• [Brief] Which lines hold the word "comme"? Copy each of them.
═══
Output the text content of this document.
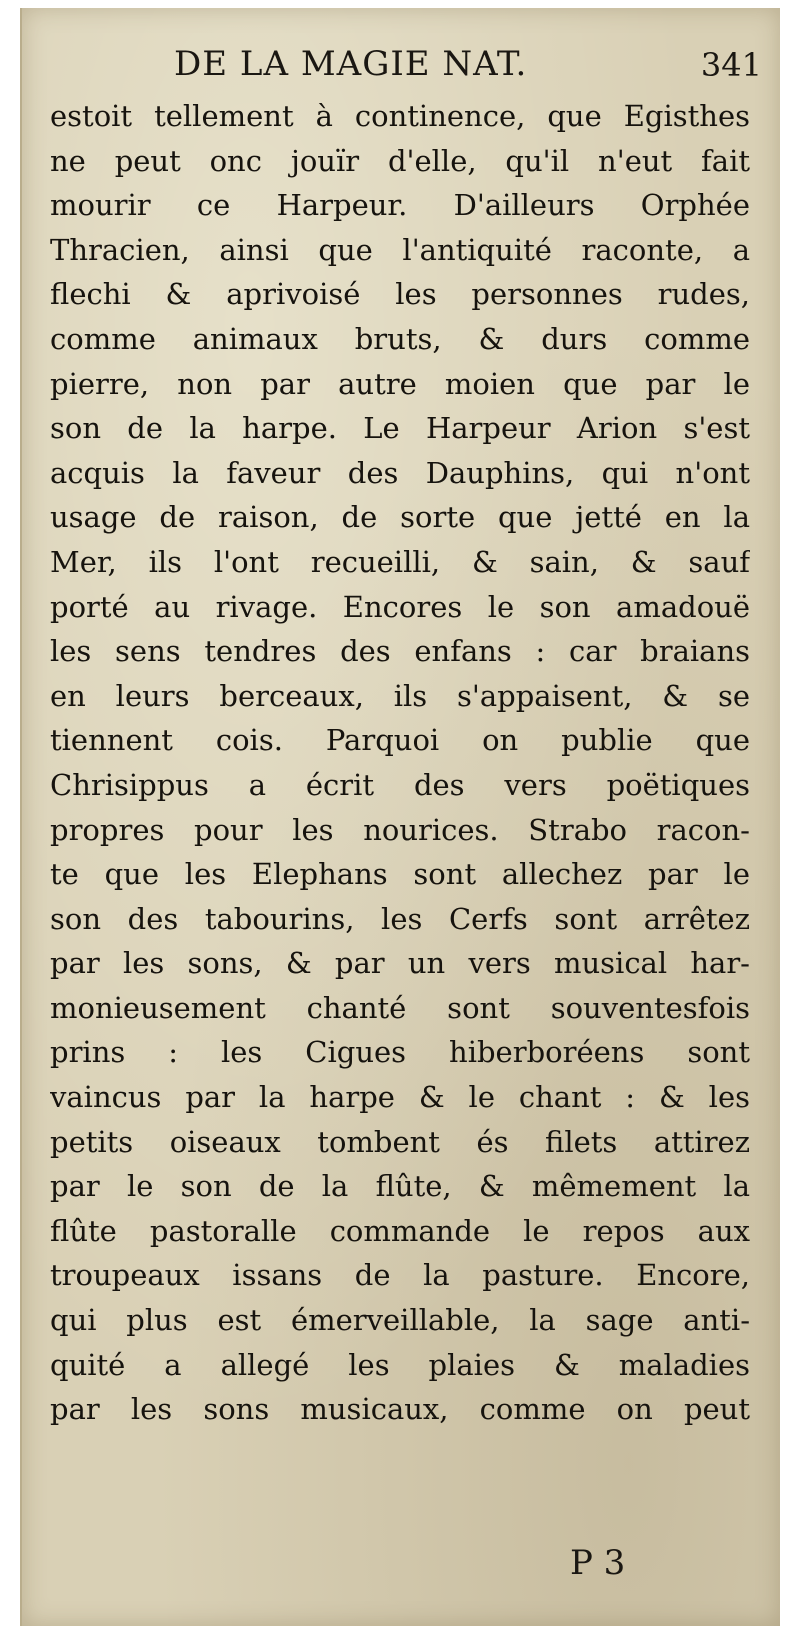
DE LA MAGIE NAT.	341
estoit tellement à continence, que Egisthes
ne peut onc jouïr d'elle, qu'il n'eut fait
mourir ce Harpeur. D'ailleurs Orphée
Thracien, ainsi que l'antiquité raconte, a
flechi & aprivoisé les personnes rudes,
comme animaux bruts, & durs comme
pierre, non par autre moien que par le
son de la harpe. Le Harpeur Arion s'est
acquis la faveur des Dauphins, qui n'ont
usage de raison, de sorte que jetté en la
Mer, ils l'ont recueilli, & sain, & sauf
porté au rivage. Encores le son amadouë
les sens tendres des enfans : car braians
en leurs berceaux, ils s'appaisent, & se
tiennent cois. Parquoi on publie que
Chrisippus a écrit des vers poëtiques
propres pour les nourices. Strabo racon-
te que les Elephans sont allechez par le
son des tabourins, les Cerfs sont arrêtez
par les sons, & par un vers musical har-
monieusement chanté sont souventesfois
prins : les Cigues hiberboréens sont
vaincus par la harpe & le chant : & les
petits oiseaux tombent és filets attirez
par le son de la flûte, & mêmement la
flûte pastoralle commande le repos aux
troupeaux issans de la pasture. Encore,
qui plus est émerveillable, la sage anti-
quité a allegé les plaies & maladies
par les sons musicaux, comme on peut
P 3
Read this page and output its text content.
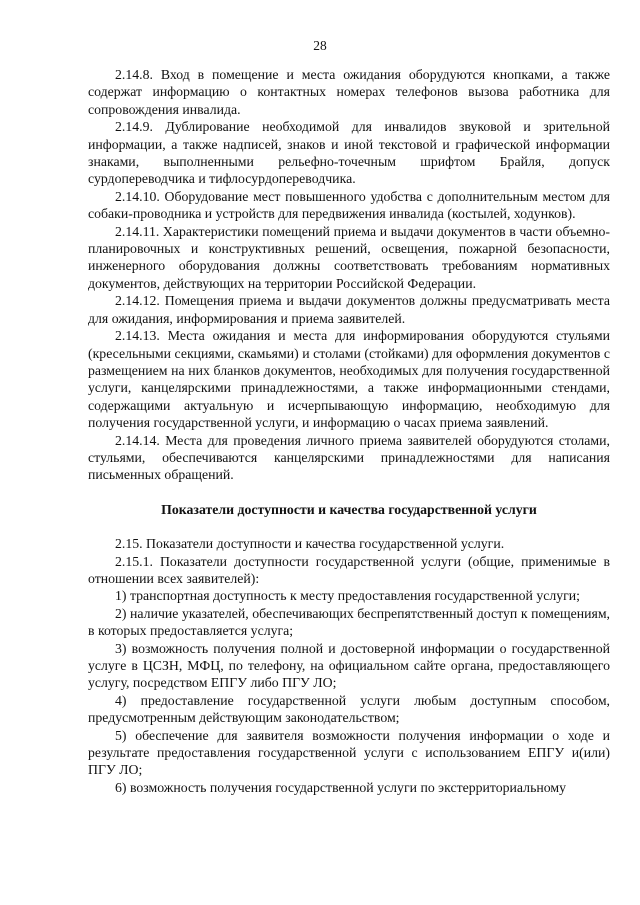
28

2.14.8. Вход в помещение и места ожидания оборудуются кнопками, а также содержат информацию о контактных номерах телефонов вызова работника для сопровождения инвалида.

2.14.9. Дублирование необходимой для инвалидов звуковой и зрительной информации, а также надписей, знаков и иной текстовой и графической информации знаками, выполненными рельефно-точечным шрифтом Брайля, допуск сурдопереводчика и тифлосурдопереводчика.

2.14.10. Оборудование мест повышенного удобства с дополнительным местом для собаки-проводника и устройств для передвижения инвалида (костылей, ходунков).

2.14.11. Характеристики помещений приема и выдачи документов в части объемно-планировочных и конструктивных решений, освещения, пожарной безопасности, инженерного оборудования должны соответствовать требованиям нормативных документов, действующих на территории Российской Федерации.

2.14.12. Помещения приема и выдачи документов должны предусматривать места для ожидания, информирования и приема заявителей.

2.14.13. Места ожидания и места для информирования оборудуются стульями (кресельными секциями, скамьями) и столами (стойками) для оформления документов с размещением на них бланков документов, необходимых для получения государственной услуги, канцелярскими принадлежностями, а также информационными стендами, содержащими актуальную и исчерпывающую информацию, необходимую для получения государственной услуги, и информацию о часах приема заявлений.

2.14.14. Места для проведения личного приема заявителей оборудуются столами, стульями, обеспечиваются канцелярскими принадлежностями для написания письменных обращений.

Показатели доступности и качества государственной услуги

2.15. Показатели доступности и качества государственной услуги.

2.15.1. Показатели доступности государственной услуги (общие, применимые в отношении всех заявителей):

1) транспортная доступность к месту предоставления государственной услуги;

2) наличие указателей, обеспечивающих беспрепятственный доступ к помещениям, в которых предоставляется услуга;

3) возможность получения полной и достоверной информации о государственной услуге в ЦСЗН, МФЦ, по телефону, на официальном сайте органа, предоставляющего услугу, посредством ЕПГУ либо ПГУ ЛО;

4) предоставление государственной услуги любым доступным способом, предусмотренным действующим законодательством;

5) обеспечение для заявителя возможности получения информации о ходе и результате предоставления государственной услуги с использованием ЕПГУ и(или) ПГУ ЛО;

6) возможность получения государственной услуги по экстерриториальному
═══
• [Completed task]
comme animaux bruts, & durs comme
par les sons musicaux, comme on peut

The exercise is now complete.